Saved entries
══════

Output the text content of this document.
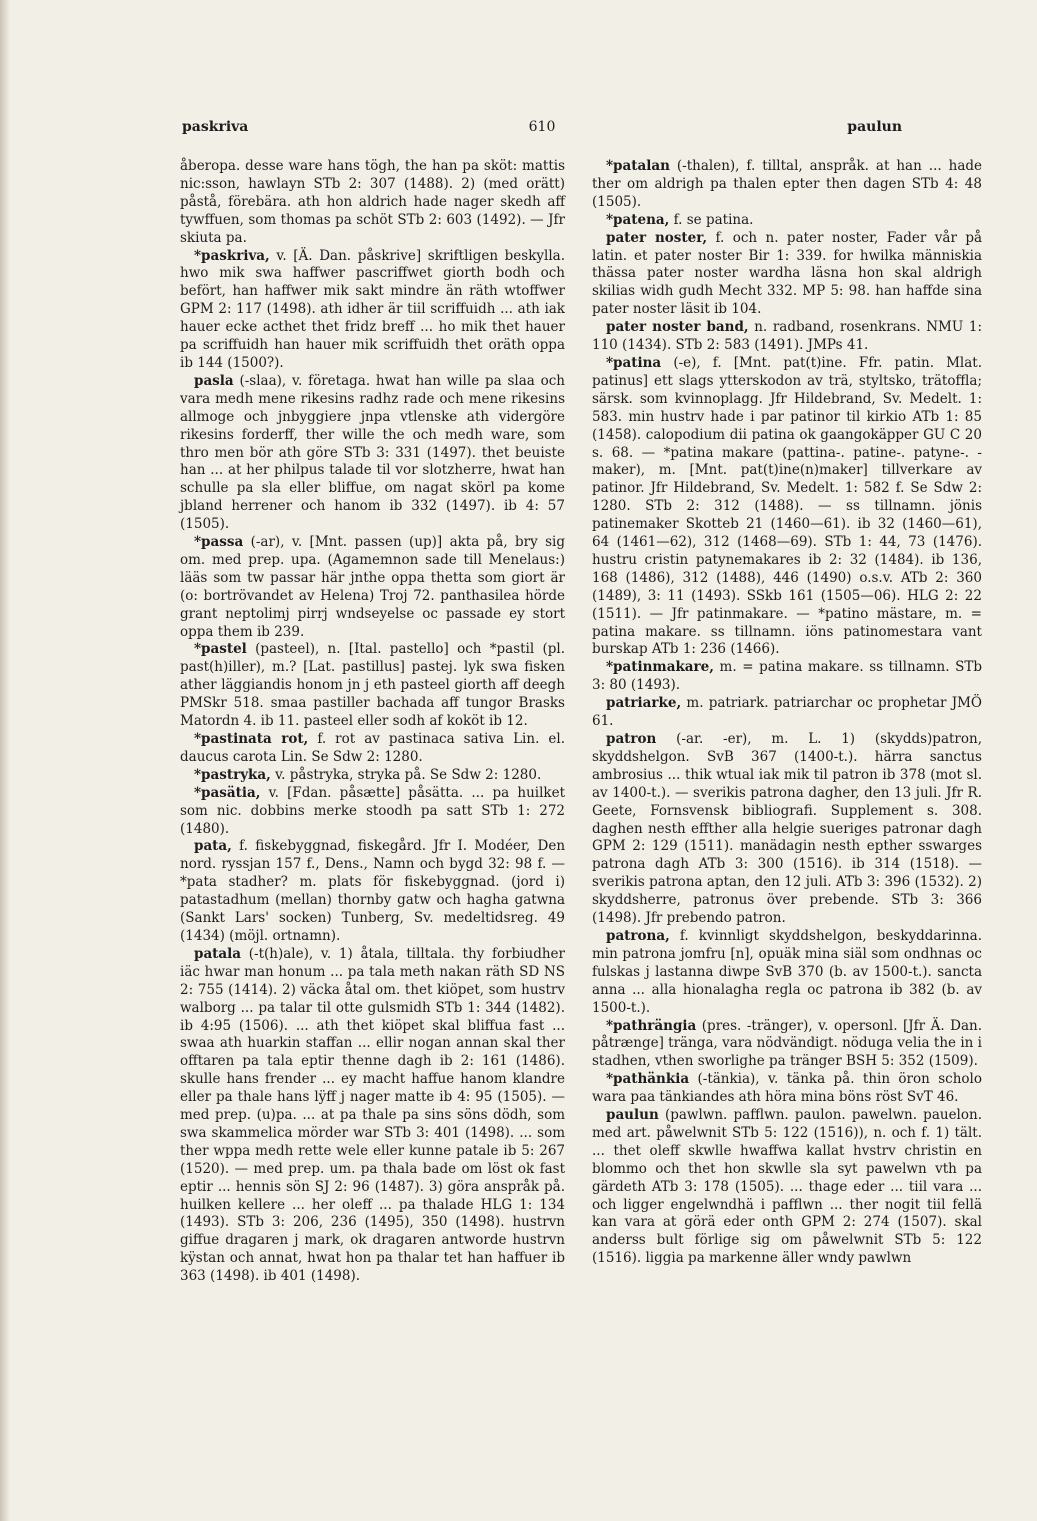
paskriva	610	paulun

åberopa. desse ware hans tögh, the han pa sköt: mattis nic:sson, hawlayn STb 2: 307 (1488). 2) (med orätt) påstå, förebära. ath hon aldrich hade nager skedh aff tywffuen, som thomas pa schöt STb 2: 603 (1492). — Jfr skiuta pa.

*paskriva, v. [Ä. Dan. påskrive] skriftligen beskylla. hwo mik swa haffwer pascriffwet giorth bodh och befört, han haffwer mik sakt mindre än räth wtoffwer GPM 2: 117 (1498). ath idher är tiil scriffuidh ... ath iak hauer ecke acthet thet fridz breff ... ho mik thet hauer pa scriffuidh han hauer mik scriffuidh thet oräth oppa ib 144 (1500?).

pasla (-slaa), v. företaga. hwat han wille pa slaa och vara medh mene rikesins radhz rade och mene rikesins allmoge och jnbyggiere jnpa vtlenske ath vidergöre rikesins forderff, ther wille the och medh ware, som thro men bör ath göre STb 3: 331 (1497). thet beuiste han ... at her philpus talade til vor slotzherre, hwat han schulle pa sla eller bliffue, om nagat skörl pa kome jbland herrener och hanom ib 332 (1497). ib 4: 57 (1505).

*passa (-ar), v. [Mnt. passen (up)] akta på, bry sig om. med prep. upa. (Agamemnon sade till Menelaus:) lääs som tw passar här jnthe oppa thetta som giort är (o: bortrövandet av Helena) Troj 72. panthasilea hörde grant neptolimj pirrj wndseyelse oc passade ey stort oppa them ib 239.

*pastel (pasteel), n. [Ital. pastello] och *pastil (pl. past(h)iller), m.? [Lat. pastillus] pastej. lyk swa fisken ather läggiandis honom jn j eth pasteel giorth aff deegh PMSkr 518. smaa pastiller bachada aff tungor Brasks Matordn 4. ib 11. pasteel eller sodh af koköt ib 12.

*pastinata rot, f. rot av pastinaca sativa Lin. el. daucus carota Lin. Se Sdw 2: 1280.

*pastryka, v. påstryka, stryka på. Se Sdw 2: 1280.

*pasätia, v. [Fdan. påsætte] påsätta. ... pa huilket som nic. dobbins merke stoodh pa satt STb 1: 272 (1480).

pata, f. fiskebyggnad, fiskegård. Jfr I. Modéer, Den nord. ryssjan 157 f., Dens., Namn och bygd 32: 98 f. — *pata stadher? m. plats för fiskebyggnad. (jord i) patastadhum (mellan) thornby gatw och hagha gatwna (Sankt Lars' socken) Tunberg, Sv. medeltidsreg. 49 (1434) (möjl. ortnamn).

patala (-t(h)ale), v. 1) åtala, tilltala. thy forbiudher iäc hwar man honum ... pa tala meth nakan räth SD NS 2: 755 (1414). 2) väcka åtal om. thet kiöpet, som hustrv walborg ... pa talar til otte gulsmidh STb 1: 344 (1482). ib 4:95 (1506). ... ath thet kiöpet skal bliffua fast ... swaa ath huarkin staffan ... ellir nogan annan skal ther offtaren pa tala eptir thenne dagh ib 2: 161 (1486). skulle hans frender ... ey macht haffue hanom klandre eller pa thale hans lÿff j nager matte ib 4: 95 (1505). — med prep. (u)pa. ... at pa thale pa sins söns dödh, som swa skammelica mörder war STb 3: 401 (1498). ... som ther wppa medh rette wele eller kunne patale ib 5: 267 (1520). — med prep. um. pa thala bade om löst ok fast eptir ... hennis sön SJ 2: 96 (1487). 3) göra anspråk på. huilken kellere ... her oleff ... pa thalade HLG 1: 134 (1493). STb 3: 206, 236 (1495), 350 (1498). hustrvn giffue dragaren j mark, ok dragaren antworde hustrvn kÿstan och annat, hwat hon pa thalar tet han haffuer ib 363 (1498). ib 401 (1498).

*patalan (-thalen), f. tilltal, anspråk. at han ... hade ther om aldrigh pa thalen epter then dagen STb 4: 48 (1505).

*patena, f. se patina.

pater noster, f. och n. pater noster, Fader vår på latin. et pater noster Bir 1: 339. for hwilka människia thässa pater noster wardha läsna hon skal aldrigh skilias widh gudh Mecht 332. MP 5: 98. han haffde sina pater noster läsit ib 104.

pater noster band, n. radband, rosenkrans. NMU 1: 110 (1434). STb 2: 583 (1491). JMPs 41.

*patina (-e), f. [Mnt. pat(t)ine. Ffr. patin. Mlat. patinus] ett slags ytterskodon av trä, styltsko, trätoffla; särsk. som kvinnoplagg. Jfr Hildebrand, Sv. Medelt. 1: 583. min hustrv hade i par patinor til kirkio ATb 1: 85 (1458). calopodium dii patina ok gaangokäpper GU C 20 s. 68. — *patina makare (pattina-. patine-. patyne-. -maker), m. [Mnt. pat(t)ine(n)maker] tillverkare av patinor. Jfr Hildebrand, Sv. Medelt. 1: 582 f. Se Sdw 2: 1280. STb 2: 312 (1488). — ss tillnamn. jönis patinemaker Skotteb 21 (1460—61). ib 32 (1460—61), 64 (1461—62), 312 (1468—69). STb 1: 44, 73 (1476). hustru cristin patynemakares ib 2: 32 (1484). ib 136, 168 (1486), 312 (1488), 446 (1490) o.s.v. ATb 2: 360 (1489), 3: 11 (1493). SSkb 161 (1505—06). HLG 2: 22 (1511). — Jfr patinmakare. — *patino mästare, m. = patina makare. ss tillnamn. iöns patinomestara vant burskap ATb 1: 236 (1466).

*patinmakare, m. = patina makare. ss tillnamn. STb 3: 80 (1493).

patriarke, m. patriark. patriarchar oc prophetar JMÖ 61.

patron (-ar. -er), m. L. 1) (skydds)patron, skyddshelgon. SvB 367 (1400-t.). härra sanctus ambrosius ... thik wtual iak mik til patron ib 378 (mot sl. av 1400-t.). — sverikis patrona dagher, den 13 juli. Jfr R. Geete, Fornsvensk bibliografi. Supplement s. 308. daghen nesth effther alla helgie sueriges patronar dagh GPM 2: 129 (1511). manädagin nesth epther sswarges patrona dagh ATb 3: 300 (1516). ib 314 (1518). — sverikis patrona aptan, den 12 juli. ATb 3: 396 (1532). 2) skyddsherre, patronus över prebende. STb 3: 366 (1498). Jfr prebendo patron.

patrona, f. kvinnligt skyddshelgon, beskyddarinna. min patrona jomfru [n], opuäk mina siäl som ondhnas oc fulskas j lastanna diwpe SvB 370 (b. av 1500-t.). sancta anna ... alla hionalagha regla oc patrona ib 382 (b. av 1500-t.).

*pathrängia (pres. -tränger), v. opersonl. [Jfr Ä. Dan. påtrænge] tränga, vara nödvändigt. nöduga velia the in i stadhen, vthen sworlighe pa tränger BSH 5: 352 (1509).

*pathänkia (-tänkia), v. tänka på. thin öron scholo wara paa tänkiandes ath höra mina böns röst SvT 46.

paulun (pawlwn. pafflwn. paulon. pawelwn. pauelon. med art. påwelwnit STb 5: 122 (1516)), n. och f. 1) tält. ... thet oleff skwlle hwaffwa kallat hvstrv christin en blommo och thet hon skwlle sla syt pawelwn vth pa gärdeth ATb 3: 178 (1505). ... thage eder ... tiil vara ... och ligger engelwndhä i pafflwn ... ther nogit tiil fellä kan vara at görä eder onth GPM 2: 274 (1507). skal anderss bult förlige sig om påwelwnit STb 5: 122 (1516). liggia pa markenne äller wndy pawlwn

══════

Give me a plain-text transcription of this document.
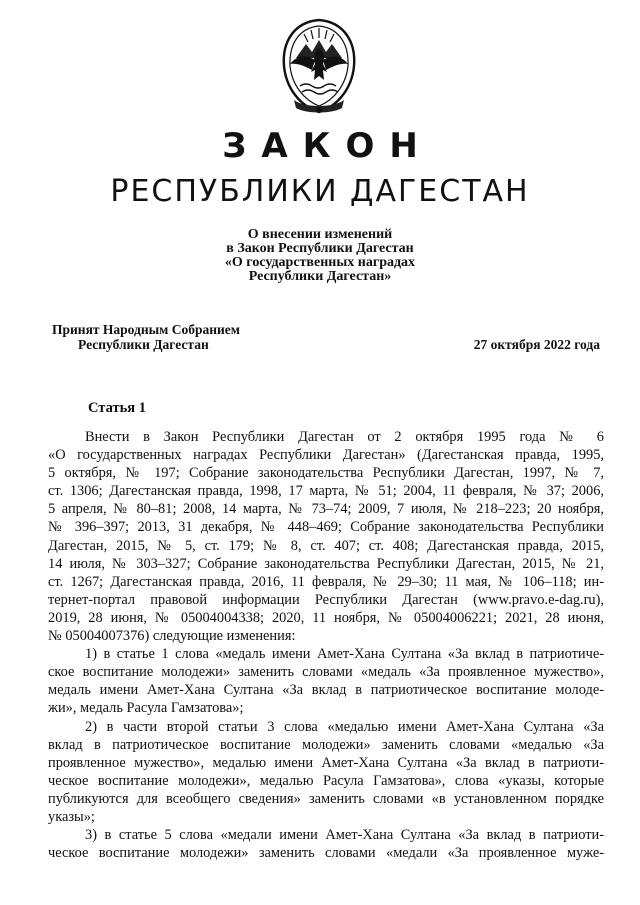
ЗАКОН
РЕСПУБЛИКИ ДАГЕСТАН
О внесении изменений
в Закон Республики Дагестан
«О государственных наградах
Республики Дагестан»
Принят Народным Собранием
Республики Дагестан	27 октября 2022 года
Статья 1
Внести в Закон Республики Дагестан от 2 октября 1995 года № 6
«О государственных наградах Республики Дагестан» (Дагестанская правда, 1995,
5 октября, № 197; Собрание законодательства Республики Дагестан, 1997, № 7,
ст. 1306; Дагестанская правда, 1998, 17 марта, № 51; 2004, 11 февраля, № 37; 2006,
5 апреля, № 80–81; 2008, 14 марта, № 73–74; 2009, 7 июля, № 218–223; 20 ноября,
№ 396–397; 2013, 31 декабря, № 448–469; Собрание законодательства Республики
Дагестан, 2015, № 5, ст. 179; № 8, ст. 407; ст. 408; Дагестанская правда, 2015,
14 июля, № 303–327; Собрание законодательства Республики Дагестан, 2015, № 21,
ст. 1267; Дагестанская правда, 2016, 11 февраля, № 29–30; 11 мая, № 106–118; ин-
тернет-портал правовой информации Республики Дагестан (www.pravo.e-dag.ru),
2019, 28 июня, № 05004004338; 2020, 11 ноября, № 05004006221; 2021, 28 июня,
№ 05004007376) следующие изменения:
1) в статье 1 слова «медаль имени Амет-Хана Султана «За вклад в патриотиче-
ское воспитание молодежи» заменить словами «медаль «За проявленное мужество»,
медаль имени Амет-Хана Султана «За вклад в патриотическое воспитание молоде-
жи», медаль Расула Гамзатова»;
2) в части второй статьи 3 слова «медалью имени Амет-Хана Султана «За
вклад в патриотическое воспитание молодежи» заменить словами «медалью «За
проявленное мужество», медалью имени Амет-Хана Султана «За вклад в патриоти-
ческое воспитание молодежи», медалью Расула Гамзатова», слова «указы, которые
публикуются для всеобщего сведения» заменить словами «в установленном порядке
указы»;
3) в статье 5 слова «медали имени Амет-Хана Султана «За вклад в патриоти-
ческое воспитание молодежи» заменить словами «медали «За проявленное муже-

══════

Request
Scan the lines above for "noster", then copy every one that has it.

Response to the exercise
pater noster, f. och n. pater noster, Fader vår på latin. et pater noster Bir 1: 339. for hwilka människia thässa pater noster wardha läsna hon skal aldrigh skilias widh gudh Mecht 332. MP 5: 98. han haffde sina pater noster läsit ib 104.
pater noster band, n. radband, rosenkrans. NMU 1: 110 (1434). STb 2: 583 (1491). JMPs 41.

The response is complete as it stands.